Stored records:
-------------------------
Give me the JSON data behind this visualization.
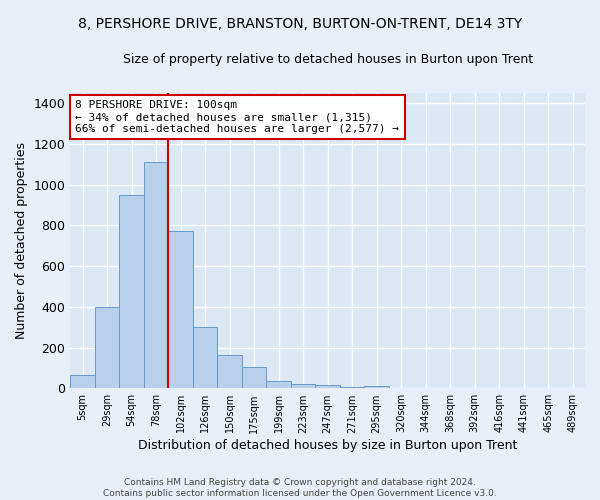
{
  "title_line1": "8, PERSHORE DRIVE, BRANSTON, BURTON-ON-TRENT, DE14 3TY",
  "title_line2": "Size of property relative to detached houses in Burton upon Trent",
  "xlabel": "Distribution of detached houses by size in Burton upon Trent",
  "ylabel": "Number of detached properties",
  "footer_line1": "Contains HM Land Registry data © Crown copyright and database right 2024.",
  "footer_line2": "Contains public sector information licensed under the Open Government Licence v3.0.",
  "bar_labels": [
    "5sqm",
    "29sqm",
    "54sqm",
    "78sqm",
    "102sqm",
    "126sqm",
    "150sqm",
    "175sqm",
    "199sqm",
    "223sqm",
    "247sqm",
    "271sqm",
    "295sqm",
    "320sqm",
    "344sqm",
    "368sqm",
    "392sqm",
    "416sqm",
    "441sqm",
    "465sqm",
    "489sqm"
  ],
  "bar_values": [
    65,
    400,
    950,
    1110,
    775,
    300,
    165,
    105,
    35,
    20,
    15,
    5,
    10,
    0,
    0,
    0,
    0,
    0,
    0,
    0,
    0
  ],
  "bar_color": "#b8d0ea",
  "bar_edge_color": "#6699cc",
  "vline_color": "#cc0000",
  "annotation_text": "8 PERSHORE DRIVE: 100sqm\n← 34% of detached houses are smaller (1,315)\n66% of semi-detached houses are larger (2,577) →",
  "annotation_box_color": "#ffffff",
  "annotation_box_edge": "#cc0000",
  "ylim": [
    0,
    1450
  ],
  "yticks": [
    0,
    200,
    400,
    600,
    800,
    1000,
    1200,
    1400
  ],
  "bg_color": "#e8eff8",
  "plot_bg_color": "#dce8f5",
  "grid_color": "#ffffff",
  "title_fontsize": 10,
  "subtitle_fontsize": 9
}
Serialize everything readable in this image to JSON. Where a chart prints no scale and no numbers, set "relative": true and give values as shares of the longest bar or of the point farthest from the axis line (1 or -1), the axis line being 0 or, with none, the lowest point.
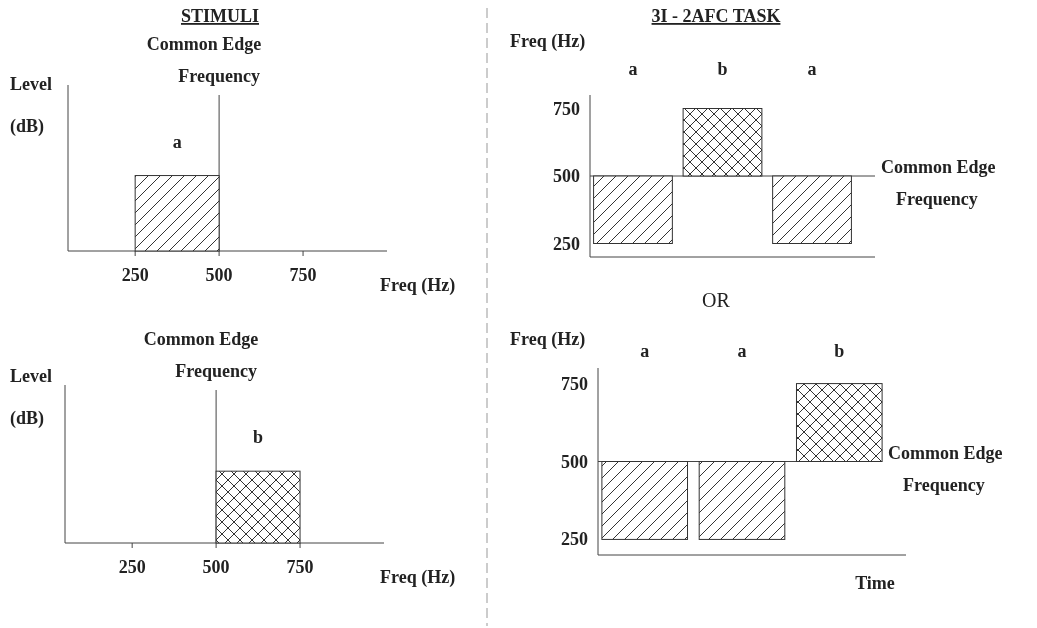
{
  "chart_data": [
    {
      "type": "bar",
      "title": "STIMULI",
      "xlabel": "Freq (Hz)",
      "ylabel": "Level (dB)",
      "relative": true,
      "x": [
        375
      ],
      "series": [
        {
          "name": "a",
          "color": "#333333",
          "values": [
            1
          ]
        }
      ],
      "xlim": [
        50,
        1000
      ],
      "xticks": [
        250,
        500,
        750
      ],
      "ref_lines": [
        {
          "axis": "x",
          "value": 500,
          "label": "Common Edge Frequency"
        }
      ]
    },
    {
      "type": "bar",
      "xlabel": "Freq (Hz)",
      "ylabel": "Level (dB)",
      "relative": true,
      "x": [
        625
      ],
      "series": [
        {
          "name": "b",
          "color": "#333333",
          "values": [
            1
          ]
        }
      ],
      "xlim": [
        50,
        1000
      ],
      "xticks": [
        250,
        500,
        750
      ],
      "ref_lines": [
        {
          "axis": "x",
          "value": 500,
          "label": "Common Edge Frequency"
        }
      ]
    },
    {
      "type": "bar",
      "title": "3I - 2AFC TASK",
      "ylabel": "Freq (Hz)",
      "categories": [
        "a",
        "b",
        "a"
      ],
      "base": [
        250,
        500,
        250
      ],
      "values": [
        250,
        250,
        250
      ],
      "color": "#333333",
      "ylim": [
        200,
        800
      ],
      "yticks": [
        250,
        500,
        750
      ],
      "ref_lines": [
        {
          "axis": "y",
          "value": 500,
          "label": "Common Edge Frequency"
        }
      ]
    },
    {
      "type": "bar",
      "xlabel": "Time",
      "ylabel": "Freq (Hz)",
      "categories": [
        "a",
        "a",
        "b"
      ],
      "base": [
        250,
        250,
        500
      ],
      "values": [
        250,
        250,
        250
      ],
      "color": "#333333",
      "ylim": [
        200,
        800
      ],
      "yticks": [
        250,
        500,
        750
      ],
      "ref_lines": [
        {
          "axis": "y",
          "value": 500,
          "label": "Common Edge Frequency"
        }
      ],
      "annotations": [
        "OR"
      ]
    }
  ]
}
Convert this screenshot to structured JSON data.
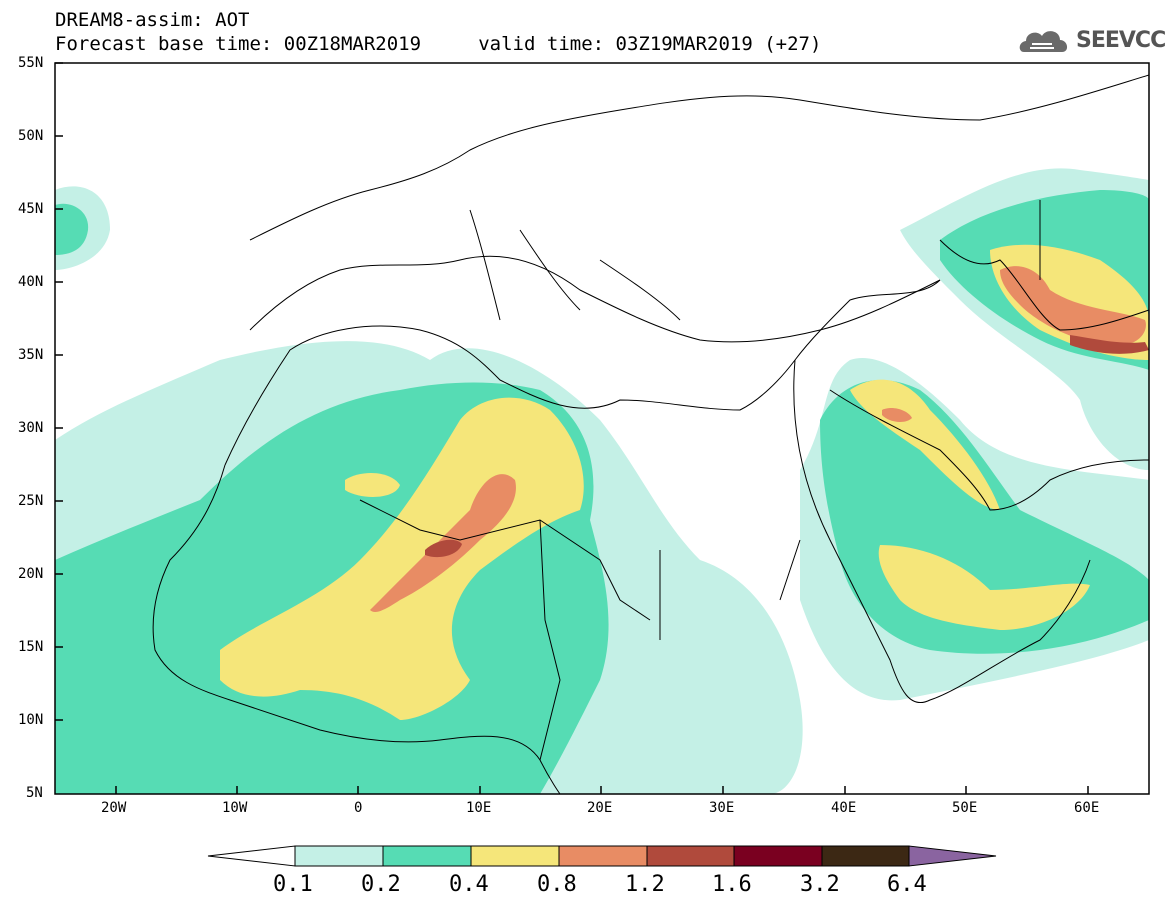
{
  "header": {
    "line1": "DREAM8-assim: AOT",
    "line2": "Forecast base time: 00Z18MAR2019     valid time: 03Z19MAR2019 (+27)",
    "logo_text": "SEEVCCC"
  },
  "map": {
    "lon_range": [
      -25,
      65
    ],
    "lat_range": [
      5,
      55
    ],
    "lat_labels": [
      "55N",
      "50N",
      "45N",
      "40N",
      "35N",
      "30N",
      "25N",
      "20N",
      "15N",
      "10N",
      "5N"
    ],
    "lon_labels": [
      "20W",
      "10W",
      "0",
      "10E",
      "20E",
      "30E",
      "40E",
      "50E",
      "60E"
    ],
    "variable": "AOT"
  },
  "colorbar": {
    "colors": [
      "#ffffff",
      "#c4f0e6",
      "#56dcb4",
      "#f5e67a",
      "#e88c64",
      "#b04a3c",
      "#7a0020",
      "#3c2814",
      "#8a64a0"
    ],
    "labels": [
      "0.1",
      "0.2",
      "0.4",
      "0.8",
      "1.2",
      "1.6",
      "3.2",
      "6.4"
    ]
  }
}
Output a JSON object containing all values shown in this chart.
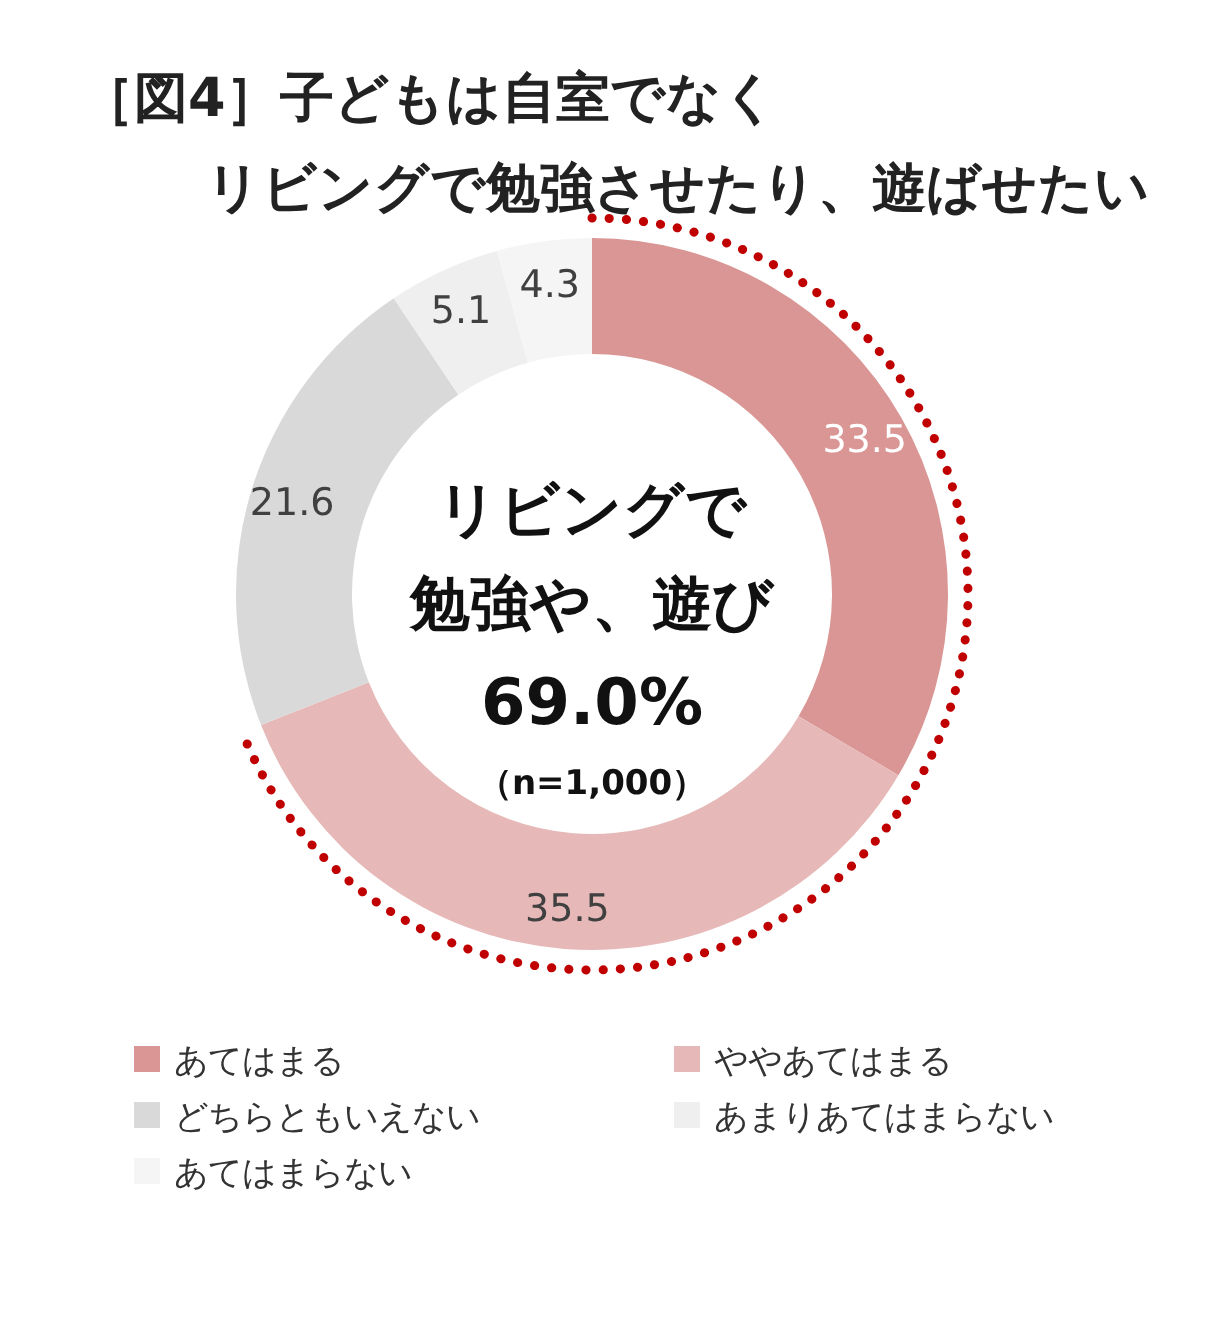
{
  "chart_data": {
    "type": "donut",
    "title": "［図4］子どもは自室でなく",
    "subtitle": "リビングで勉強させたり、遊ばせたい",
    "categories": [
      "あてはまる",
      "ややあてはまる",
      "どちらともいえない",
      "あまりあてはまらない",
      "あてはまらない"
    ],
    "values": [
      33.5,
      35.5,
      21.6,
      5.1,
      4.3
    ],
    "colors": [
      "#d99694",
      "#e6b9b8",
      "#d9d9d9",
      "#efefef",
      "#f5f5f5"
    ],
    "data_labels": true,
    "legend": "bottom",
    "annotations": [
      "リビングで",
      "勉強や、遊び",
      "69.0%",
      "（n=1,000）"
    ]
  }
}
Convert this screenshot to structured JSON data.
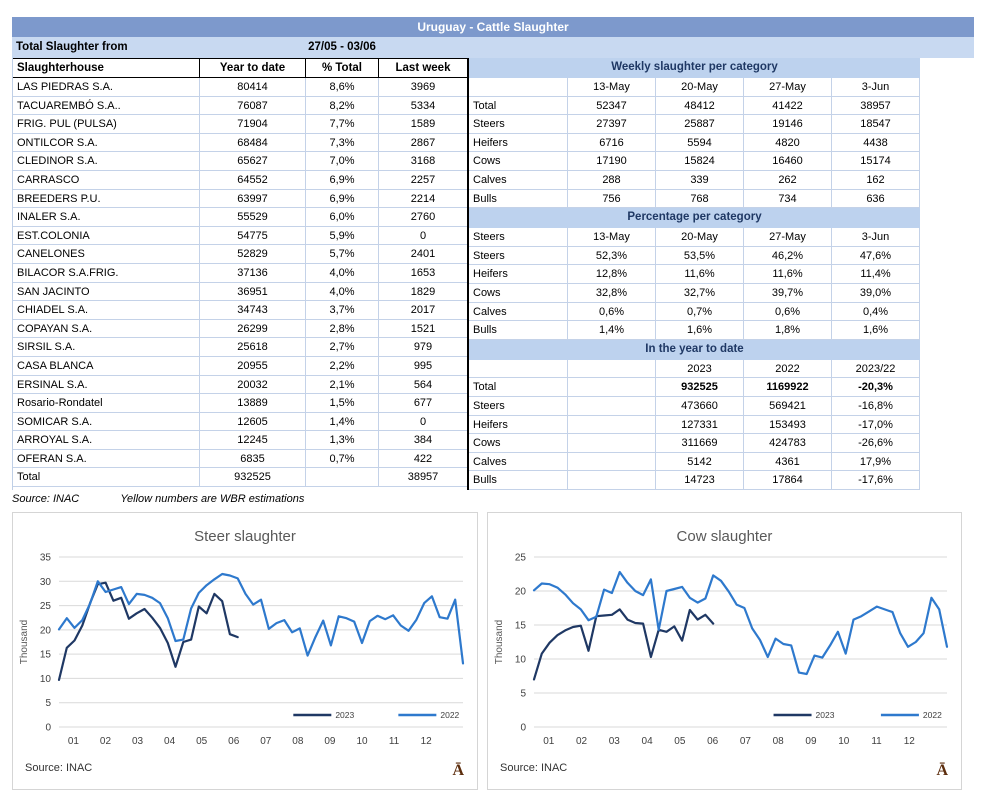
-------------------------
Exercise directions →
Copy out every line of the listing that includes the string "Contains".

Output for this exercise →
  "footer_line1": "Contains HM Land Registry data © Crown copyright and database right 2024.",
  "footer_line2": "Contains public sector information licensed under the Open Government Licence v3.0.",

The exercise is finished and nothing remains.